• _RECORDS SUPPLIED_

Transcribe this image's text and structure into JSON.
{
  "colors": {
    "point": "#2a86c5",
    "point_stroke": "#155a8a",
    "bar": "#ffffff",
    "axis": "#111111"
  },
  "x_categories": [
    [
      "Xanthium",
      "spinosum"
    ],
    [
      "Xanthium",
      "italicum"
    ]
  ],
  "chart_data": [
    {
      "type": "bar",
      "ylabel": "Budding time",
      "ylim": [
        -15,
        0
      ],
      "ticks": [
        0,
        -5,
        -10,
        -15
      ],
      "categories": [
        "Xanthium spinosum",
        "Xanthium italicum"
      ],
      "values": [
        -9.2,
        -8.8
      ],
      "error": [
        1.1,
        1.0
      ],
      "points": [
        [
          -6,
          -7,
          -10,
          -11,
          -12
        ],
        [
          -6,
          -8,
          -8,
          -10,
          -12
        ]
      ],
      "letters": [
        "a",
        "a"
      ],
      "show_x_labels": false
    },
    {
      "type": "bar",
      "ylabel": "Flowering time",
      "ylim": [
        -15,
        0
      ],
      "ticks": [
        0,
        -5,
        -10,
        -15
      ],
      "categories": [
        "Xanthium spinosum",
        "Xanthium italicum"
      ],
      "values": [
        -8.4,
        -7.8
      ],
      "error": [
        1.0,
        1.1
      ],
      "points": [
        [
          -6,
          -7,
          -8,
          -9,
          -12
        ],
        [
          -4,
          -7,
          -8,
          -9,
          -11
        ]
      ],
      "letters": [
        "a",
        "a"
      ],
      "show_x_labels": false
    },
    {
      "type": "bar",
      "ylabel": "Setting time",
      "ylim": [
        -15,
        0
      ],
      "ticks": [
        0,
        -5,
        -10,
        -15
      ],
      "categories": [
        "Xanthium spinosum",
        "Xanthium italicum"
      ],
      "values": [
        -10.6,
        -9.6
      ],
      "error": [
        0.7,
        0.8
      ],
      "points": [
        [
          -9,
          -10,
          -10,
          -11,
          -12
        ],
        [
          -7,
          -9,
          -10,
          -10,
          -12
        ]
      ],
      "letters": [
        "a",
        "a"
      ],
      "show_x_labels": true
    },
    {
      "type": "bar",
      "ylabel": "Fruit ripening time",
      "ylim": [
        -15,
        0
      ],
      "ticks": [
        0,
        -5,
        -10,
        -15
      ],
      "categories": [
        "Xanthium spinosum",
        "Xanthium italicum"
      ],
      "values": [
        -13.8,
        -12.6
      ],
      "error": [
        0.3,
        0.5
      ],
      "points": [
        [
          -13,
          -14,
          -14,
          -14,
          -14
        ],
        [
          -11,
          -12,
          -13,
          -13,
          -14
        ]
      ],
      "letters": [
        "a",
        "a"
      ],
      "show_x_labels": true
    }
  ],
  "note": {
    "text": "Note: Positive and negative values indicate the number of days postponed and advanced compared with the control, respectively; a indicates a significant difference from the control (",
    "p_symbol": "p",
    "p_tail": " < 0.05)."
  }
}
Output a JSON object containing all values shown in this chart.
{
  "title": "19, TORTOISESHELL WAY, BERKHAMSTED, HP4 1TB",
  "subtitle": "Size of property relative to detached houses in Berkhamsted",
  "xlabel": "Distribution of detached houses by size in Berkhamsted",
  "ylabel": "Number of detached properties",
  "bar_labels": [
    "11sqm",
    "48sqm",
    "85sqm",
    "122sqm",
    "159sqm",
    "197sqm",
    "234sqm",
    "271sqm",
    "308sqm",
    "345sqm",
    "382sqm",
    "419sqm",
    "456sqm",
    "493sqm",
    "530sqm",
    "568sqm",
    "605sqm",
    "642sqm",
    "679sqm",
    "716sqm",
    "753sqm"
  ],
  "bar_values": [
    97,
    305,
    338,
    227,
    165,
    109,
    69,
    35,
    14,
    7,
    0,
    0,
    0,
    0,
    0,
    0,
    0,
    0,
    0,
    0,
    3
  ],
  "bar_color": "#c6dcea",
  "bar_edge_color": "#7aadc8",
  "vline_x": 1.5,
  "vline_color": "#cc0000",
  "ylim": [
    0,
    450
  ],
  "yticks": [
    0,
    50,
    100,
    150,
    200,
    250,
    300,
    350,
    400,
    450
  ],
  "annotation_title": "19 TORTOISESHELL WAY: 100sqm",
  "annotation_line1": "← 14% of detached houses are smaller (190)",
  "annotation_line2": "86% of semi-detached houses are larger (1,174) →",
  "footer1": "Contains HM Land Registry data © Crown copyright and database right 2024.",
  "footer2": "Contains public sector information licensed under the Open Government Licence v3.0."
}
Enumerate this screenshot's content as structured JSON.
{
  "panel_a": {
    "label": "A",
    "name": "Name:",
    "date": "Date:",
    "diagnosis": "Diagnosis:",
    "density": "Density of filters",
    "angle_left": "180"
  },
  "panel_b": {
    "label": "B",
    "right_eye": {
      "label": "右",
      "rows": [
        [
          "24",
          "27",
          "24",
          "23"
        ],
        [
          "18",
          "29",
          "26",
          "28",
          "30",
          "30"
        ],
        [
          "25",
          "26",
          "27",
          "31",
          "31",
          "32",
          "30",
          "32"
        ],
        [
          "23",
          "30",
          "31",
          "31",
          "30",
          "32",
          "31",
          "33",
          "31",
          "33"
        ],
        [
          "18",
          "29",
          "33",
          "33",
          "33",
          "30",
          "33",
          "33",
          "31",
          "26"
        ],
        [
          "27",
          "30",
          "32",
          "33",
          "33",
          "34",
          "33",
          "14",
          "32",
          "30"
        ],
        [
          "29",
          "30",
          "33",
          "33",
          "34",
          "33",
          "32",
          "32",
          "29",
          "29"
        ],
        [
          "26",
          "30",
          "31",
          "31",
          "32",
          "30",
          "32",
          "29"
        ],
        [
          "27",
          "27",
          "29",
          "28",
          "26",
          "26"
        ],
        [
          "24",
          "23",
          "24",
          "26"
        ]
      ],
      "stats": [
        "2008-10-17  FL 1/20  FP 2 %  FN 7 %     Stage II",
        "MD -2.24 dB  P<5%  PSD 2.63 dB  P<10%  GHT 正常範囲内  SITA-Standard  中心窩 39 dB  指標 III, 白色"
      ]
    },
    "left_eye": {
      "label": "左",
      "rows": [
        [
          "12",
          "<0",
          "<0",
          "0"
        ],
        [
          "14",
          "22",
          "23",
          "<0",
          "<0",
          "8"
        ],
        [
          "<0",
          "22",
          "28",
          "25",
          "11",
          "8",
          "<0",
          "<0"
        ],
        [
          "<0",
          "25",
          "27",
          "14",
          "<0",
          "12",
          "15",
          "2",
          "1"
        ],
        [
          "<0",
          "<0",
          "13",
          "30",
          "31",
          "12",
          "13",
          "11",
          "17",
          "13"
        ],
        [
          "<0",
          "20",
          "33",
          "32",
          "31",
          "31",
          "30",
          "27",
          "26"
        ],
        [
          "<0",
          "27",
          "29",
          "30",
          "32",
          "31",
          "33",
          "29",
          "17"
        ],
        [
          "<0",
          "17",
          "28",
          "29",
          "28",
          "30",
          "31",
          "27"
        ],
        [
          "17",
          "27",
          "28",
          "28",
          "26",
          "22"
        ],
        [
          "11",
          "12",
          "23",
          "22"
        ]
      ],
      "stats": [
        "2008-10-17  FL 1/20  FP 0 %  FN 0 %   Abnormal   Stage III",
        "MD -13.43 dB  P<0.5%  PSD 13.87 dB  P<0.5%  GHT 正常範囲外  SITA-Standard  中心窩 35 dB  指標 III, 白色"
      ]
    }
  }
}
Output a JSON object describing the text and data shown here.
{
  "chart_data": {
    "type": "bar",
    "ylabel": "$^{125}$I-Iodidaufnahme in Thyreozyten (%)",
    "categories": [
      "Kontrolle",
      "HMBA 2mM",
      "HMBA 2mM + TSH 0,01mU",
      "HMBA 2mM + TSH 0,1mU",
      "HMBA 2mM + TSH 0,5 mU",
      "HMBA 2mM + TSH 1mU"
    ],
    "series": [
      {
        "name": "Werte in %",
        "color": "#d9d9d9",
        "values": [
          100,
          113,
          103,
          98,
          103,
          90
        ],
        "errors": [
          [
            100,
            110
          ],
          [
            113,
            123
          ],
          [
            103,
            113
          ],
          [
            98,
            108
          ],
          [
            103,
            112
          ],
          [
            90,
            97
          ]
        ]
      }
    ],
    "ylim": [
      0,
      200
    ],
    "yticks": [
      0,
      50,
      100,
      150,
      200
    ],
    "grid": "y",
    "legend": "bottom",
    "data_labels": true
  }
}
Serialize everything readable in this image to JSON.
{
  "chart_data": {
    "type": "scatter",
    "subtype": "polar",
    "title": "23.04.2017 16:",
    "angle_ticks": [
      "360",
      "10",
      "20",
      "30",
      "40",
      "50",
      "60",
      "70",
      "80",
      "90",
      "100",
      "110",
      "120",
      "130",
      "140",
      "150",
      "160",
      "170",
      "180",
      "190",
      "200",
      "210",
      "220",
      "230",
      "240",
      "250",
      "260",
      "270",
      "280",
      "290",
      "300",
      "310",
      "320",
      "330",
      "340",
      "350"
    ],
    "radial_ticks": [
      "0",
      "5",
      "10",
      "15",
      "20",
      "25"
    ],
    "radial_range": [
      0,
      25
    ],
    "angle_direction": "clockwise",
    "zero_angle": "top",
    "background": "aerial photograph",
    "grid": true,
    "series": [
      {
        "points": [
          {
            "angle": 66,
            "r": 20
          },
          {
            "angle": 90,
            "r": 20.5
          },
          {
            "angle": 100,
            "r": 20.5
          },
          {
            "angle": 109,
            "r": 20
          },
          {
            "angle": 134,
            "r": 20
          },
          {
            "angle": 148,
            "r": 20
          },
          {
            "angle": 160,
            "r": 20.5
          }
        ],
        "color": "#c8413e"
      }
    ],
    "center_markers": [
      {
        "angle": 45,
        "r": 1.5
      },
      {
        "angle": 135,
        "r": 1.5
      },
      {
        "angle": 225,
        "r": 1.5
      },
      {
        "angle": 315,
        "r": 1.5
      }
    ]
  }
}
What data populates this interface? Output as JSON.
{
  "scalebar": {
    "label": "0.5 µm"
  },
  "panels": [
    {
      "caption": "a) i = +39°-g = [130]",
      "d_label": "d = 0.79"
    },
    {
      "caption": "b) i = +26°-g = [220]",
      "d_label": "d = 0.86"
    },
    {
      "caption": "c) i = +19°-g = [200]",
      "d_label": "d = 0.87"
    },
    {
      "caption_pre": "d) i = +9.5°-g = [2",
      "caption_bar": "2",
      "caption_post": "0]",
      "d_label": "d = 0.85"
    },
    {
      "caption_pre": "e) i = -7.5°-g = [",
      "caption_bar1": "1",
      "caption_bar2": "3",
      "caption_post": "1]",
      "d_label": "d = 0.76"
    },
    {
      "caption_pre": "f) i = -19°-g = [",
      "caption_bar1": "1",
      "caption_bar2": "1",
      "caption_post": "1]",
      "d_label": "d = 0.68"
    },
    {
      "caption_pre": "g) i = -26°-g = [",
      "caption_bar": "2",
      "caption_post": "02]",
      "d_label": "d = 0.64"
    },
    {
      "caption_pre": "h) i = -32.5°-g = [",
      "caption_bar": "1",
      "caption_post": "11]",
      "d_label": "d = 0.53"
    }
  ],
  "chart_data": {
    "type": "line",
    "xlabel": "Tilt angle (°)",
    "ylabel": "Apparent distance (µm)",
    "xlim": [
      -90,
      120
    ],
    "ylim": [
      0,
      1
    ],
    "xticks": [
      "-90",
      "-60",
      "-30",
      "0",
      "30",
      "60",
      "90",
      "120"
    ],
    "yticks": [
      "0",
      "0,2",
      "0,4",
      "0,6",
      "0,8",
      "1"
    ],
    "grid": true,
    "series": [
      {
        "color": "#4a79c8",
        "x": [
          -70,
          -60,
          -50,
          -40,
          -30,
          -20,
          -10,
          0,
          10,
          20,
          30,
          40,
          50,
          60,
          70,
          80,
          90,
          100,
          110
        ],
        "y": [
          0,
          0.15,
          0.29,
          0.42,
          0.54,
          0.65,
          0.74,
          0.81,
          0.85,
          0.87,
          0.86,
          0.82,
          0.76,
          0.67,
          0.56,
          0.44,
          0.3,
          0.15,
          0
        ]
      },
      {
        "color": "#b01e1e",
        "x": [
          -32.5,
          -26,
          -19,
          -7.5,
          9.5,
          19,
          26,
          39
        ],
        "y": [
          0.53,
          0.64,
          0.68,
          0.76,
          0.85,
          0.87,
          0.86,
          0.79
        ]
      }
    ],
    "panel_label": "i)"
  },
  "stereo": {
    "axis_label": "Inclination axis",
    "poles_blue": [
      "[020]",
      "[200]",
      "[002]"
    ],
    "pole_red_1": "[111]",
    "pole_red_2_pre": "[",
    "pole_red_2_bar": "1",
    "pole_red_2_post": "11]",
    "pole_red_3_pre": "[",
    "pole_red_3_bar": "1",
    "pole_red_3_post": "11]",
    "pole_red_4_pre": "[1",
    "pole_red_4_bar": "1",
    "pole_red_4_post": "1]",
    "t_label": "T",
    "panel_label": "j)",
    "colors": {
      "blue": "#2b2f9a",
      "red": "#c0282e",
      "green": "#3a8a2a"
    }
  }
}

• _SHORT PROBLEM_
Show all lines in the entries above where the word "SITA" appears.

• _COMPLETED TASK_
        "MD -2.24 dB  P<5%  PSD 2.63 dB  P<10%  GHT 正常範囲内  SITA-Standard  中心窩 39 dB  指標 III, 白色"
        "MD -13.43 dB  P<0.5%  PSD 13.87 dB  P<0.5%  GHT 正常範囲外  SITA-Standard  中心窩 35 dB  指標 III, 白色"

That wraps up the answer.